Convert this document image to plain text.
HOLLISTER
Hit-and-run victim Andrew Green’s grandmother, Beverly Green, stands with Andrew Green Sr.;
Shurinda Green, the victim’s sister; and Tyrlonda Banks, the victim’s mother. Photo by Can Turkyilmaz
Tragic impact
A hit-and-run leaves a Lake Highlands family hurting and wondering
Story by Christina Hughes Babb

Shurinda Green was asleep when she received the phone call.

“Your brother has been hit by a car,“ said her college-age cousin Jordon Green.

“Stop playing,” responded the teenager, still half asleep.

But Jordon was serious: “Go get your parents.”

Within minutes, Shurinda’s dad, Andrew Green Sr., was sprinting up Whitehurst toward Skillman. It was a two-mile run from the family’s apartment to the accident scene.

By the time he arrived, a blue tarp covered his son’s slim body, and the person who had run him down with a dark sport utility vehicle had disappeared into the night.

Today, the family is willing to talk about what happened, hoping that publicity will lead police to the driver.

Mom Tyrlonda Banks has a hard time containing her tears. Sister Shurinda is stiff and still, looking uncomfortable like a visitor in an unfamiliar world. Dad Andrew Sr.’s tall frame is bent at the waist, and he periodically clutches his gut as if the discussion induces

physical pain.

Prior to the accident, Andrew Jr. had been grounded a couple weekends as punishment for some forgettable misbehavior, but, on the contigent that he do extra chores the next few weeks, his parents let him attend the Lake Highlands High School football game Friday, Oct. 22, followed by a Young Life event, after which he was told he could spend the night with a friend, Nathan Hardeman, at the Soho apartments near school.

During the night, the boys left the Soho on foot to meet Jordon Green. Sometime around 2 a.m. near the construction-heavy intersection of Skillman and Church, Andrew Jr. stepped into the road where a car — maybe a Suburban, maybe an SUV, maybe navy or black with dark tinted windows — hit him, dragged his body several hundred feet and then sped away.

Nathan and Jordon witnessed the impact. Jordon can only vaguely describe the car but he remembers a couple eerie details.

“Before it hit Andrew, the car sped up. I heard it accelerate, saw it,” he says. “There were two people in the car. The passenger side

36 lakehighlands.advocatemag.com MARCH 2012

┄┄┄┄┄┄┄┄┄┄┄┄┄┄┄┄┄┄┄┄

▸ **Written problem**:
Establish how many lines of the records contain the string "family" and state that number without elaboration.

▸ **Result of the task**:
3